- _Directive_
Repeat every record below exactly as it appears.

** start of Data to process **

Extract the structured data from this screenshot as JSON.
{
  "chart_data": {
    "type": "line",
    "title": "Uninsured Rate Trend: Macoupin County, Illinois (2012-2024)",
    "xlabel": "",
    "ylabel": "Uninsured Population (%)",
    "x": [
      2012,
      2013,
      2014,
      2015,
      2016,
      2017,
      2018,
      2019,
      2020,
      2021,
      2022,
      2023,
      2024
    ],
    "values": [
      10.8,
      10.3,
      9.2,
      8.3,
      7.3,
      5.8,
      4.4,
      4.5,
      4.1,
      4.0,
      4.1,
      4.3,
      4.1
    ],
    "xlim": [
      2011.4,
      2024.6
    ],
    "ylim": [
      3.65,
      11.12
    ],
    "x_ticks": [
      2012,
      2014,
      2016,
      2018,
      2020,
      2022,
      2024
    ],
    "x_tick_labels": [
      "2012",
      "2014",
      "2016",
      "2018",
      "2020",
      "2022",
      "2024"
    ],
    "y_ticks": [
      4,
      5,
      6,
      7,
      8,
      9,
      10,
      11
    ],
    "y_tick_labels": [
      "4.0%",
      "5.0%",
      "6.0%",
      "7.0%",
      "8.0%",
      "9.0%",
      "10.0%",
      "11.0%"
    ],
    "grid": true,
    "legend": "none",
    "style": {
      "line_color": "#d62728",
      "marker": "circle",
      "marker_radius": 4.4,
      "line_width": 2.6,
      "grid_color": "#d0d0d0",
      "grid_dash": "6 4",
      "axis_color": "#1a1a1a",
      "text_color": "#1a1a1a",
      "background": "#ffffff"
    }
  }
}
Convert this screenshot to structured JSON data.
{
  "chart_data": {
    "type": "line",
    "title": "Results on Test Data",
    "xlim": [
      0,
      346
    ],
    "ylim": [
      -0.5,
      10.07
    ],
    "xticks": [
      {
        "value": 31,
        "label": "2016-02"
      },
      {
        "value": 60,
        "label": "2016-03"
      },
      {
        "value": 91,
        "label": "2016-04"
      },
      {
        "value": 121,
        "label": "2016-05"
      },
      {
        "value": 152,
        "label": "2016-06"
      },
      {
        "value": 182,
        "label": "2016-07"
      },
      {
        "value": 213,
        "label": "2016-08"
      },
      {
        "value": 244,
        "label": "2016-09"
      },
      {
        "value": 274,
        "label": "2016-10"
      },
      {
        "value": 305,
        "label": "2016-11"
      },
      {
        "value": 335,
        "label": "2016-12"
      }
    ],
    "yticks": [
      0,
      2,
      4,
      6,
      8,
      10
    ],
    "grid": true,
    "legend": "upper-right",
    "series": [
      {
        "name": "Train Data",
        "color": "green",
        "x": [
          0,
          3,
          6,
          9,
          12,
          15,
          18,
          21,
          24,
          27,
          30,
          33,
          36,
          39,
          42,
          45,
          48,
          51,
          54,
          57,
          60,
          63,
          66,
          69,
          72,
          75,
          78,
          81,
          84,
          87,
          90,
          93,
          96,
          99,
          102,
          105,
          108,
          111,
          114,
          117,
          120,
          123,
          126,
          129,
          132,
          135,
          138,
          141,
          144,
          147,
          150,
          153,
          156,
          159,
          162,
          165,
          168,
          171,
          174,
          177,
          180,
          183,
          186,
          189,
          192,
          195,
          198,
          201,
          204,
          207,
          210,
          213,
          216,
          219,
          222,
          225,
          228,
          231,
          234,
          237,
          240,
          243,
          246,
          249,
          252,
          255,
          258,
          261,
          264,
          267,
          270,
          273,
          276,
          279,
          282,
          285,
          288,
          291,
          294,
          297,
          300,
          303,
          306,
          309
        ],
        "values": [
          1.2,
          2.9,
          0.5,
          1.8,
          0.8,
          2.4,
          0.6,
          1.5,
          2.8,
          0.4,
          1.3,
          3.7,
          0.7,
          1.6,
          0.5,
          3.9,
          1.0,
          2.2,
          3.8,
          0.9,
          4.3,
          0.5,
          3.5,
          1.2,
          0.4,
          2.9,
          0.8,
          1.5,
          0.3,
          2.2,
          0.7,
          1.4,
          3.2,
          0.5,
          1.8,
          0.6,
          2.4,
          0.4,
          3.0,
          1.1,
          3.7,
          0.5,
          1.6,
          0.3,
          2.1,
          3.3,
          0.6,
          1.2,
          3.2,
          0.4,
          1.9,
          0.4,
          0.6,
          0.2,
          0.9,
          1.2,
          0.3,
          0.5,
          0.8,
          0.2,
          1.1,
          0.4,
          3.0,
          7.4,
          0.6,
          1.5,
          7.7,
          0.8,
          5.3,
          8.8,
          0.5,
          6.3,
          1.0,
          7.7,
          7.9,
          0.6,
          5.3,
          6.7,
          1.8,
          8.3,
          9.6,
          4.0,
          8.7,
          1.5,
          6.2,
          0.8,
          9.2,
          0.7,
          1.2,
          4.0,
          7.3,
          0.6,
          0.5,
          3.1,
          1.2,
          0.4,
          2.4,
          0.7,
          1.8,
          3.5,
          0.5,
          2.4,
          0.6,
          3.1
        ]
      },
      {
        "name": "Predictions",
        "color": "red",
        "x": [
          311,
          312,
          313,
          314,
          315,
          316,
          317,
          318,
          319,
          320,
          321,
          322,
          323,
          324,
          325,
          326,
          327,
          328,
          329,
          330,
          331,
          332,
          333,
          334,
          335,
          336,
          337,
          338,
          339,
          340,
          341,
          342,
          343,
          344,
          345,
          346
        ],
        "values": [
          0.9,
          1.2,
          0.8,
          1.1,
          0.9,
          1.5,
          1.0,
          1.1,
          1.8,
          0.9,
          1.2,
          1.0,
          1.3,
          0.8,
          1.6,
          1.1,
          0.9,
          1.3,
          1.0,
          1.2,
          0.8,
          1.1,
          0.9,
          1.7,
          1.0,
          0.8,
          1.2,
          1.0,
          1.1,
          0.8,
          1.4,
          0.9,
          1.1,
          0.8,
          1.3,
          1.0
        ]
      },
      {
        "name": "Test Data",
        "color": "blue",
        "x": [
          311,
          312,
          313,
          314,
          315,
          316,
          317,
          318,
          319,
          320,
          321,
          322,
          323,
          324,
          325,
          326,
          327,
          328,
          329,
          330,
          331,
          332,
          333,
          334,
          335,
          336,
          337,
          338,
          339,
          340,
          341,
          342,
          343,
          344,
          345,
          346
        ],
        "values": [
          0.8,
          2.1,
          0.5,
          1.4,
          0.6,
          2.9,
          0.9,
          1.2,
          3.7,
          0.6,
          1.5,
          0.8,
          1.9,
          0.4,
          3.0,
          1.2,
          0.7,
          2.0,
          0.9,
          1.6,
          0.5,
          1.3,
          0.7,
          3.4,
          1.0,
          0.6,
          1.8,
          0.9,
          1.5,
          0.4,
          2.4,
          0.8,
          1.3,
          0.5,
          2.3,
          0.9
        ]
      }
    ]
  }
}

** end of Data to process **

- _Final answer_
Extract the structured data from this screenshot as JSON.
{
  "chart_data": {
    "type": "line",
    "title": "Uninsured Rate Trend: Macoupin County, Illinois (2012-2024)",
    "xlabel": "",
    "ylabel": "Uninsured Population (%)",
    "x": [
      2012,
      2013,
      2014,
      2015,
      2016,
      2017,
      2018,
      2019,
      2020,
      2021,
      2022,
      2023,
      2024
    ],
    "values": [
      10.8,
      10.3,
      9.2,
      8.3,
      7.3,
      5.8,
      4.4,
      4.5,
      4.1,
      4.0,
      4.1,
      4.3,
      4.1
    ],
    "xlim": [
      2011.4,
      2024.6
    ],
    "ylim": [
      3.65,
      11.12
    ],
    "x_ticks": [
      2012,
      2014,
      2016,
      2018,
      2020,
      2022,
      2024
    ],
    "x_tick_labels": [
      "2012",
      "2014",
      "2016",
      "2018",
      "2020",
      "2022",
      "2024"
    ],
    "y_ticks": [
      4,
      5,
      6,
      7,
      8,
      9,
      10,
      11
    ],
    "y_tick_labels": [
      "4.0%",
      "5.0%",
      "6.0%",
      "7.0%",
      "8.0%",
      "9.0%",
      "10.0%",
      "11.0%"
    ],
    "grid": true,
    "legend": "none",
    "style": {
      "line_color": "#d62728",
      "marker": "circle",
      "marker_radius": 4.4,
      "line_width": 2.6,
      "grid_color": "#d0d0d0",
      "grid_dash": "6 4",
      "axis_color": "#1a1a1a",
      "text_color": "#1a1a1a",
      "background": "#ffffff"
    }
  }
}
Convert this screenshot to structured JSON data.
{
  "chart_data": {
    "type": "line",
    "title": "Results on Test Data",
    "xlim": [
      0,
      346
    ],
    "ylim": [
      -0.5,
      10.07
    ],
    "xticks": [
      {
        "value": 31,
        "label": "2016-02"
      },
      {
        "value": 60,
        "label": "2016-03"
      },
      {
        "value": 91,
        "label": "2016-04"
      },
      {
        "value": 121,
        "label": "2016-05"
      },
      {
        "value": 152,
        "label": "2016-06"
      },
      {
        "value": 182,
        "label": "2016-07"
      },
      {
        "value": 213,
        "label": "2016-08"
      },
      {
        "value": 244,
        "label": "2016-09"
      },
      {
        "value": 274,
        "label": "2016-10"
      },
      {
        "value": 305,
        "label": "2016-11"
      },
      {
        "value": 335,
        "label": "2016-12"
      }
    ],
    "yticks": [
      0,
      2,
      4,
      6,
      8,
      10
    ],
    "grid": true,
    "legend": "upper-right",
    "series": [
      {
        "name": "Train Data",
        "color": "green",
        "x": [
          0,
          3,
          6,
          9,
          12,
          15,
          18,
          21,
          24,
          27,
          30,
          33,
          36,
          39,
          42,
          45,
          48,
          51,
          54,
          57,
          60,
          63,
          66,
          69,
          72,
          75,
          78,
          81,
          84,
          87,
          90,
          93,
          96,
          99,
          102,
          105,
          108,
          111,
          114,
          117,
          120,
          123,
          126,
          129,
          132,
          135,
          138,
          141,
          144,
          147,
          150,
          153,
          156,
          159,
          162,
          165,
          168,
          171,
          174,
          177,
          180,
          183,
          186,
          189,
          192,
          195,
          198,
          201,
          204,
          207,
          210,
          213,
          216,
          219,
          222,
          225,
          228,
          231,
          234,
          237,
          240,
          243,
          246,
          249,
          252,
          255,
          258,
          261,
          264,
          267,
          270,
          273,
          276,
          279,
          282,
          285,
          288,
          291,
          294,
          297,
          300,
          303,
          306,
          309
        ],
        "values": [
          1.2,
          2.9,
          0.5,
          1.8,
          0.8,
          2.4,
          0.6,
          1.5,
          2.8,
          0.4,
          1.3,
          3.7,
          0.7,
          1.6,
          0.5,
          3.9,
          1.0,
          2.2,
          3.8,
          0.9,
          4.3,
          0.5,
          3.5,
          1.2,
          0.4,
          2.9,
          0.8,
          1.5,
          0.3,
          2.2,
          0.7,
          1.4,
          3.2,
          0.5,
          1.8,
          0.6,
          2.4,
          0.4,
          3.0,
          1.1,
          3.7,
          0.5,
          1.6,
          0.3,
          2.1,
          3.3,
          0.6,
          1.2,
          3.2,
          0.4,
          1.9,
          0.4,
          0.6,
          0.2,
          0.9,
          1.2,
          0.3,
          0.5,
          0.8,
          0.2,
          1.1,
          0.4,
          3.0,
          7.4,
          0.6,
          1.5,
          7.7,
          0.8,
          5.3,
          8.8,
          0.5,
          6.3,
          1.0,
          7.7,
          7.9,
          0.6,
          5.3,
          6.7,
          1.8,
          8.3,
          9.6,
          4.0,
          8.7,
          1.5,
          6.2,
          0.8,
          9.2,
          0.7,
          1.2,
          4.0,
          7.3,
          0.6,
          0.5,
          3.1,
          1.2,
          0.4,
          2.4,
          0.7,
          1.8,
          3.5,
          0.5,
          2.4,
          0.6,
          3.1
        ]
      },
      {
        "name": "Predictions",
        "color": "red",
        "x": [
          311,
          312,
          313,
          314,
          315,
          316,
          317,
          318,
          319,
          320,
          321,
          322,
          323,
          324,
          325,
          326,
          327,
          328,
          329,
          330,
          331,
          332,
          333,
          334,
          335,
          336,
          337,
          338,
          339,
          340,
          341,
          342,
          343,
          344,
          345,
          346
        ],
        "values": [
          0.9,
          1.2,
          0.8,
          1.1,
          0.9,
          1.5,
          1.0,
          1.1,
          1.8,
          0.9,
          1.2,
          1.0,
          1.3,
          0.8,
          1.6,
          1.1,
          0.9,
          1.3,
          1.0,
          1.2,
          0.8,
          1.1,
          0.9,
          1.7,
          1.0,
          0.8,
          1.2,
          1.0,
          1.1,
          0.8,
          1.4,
          0.9,
          1.1,
          0.8,
          1.3,
          1.0
        ]
      },
      {
        "name": "Test Data",
        "color": "blue",
        "x": [
          311,
          312,
          313,
          314,
          315,
          316,
          317,
          318,
          319,
          320,
          321,
          322,
          323,
          324,
          325,
          326,
          327,
          328,
          329,
          330,
          331,
          332,
          333,
          334,
          335,
          336,
          337,
          338,
          339,
          340,
          341,
          342,
          343,
          344,
          345,
          346
        ],
        "values": [
          0.8,
          2.1,
          0.5,
          1.4,
          0.6,
          2.9,
          0.9,
          1.2,
          3.7,
          0.6,
          1.5,
          0.8,
          1.9,
          0.4,
          3.0,
          1.2,
          0.7,
          2.0,
          0.9,
          1.6,
          0.5,
          1.3,
          0.7,
          3.4,
          1.0,
          0.6,
          1.8,
          0.9,
          1.5,
          0.4,
          2.4,
          0.8,
          1.3,
          0.5,
          2.3,
          0.9
        ]
      }
    ]
  }
}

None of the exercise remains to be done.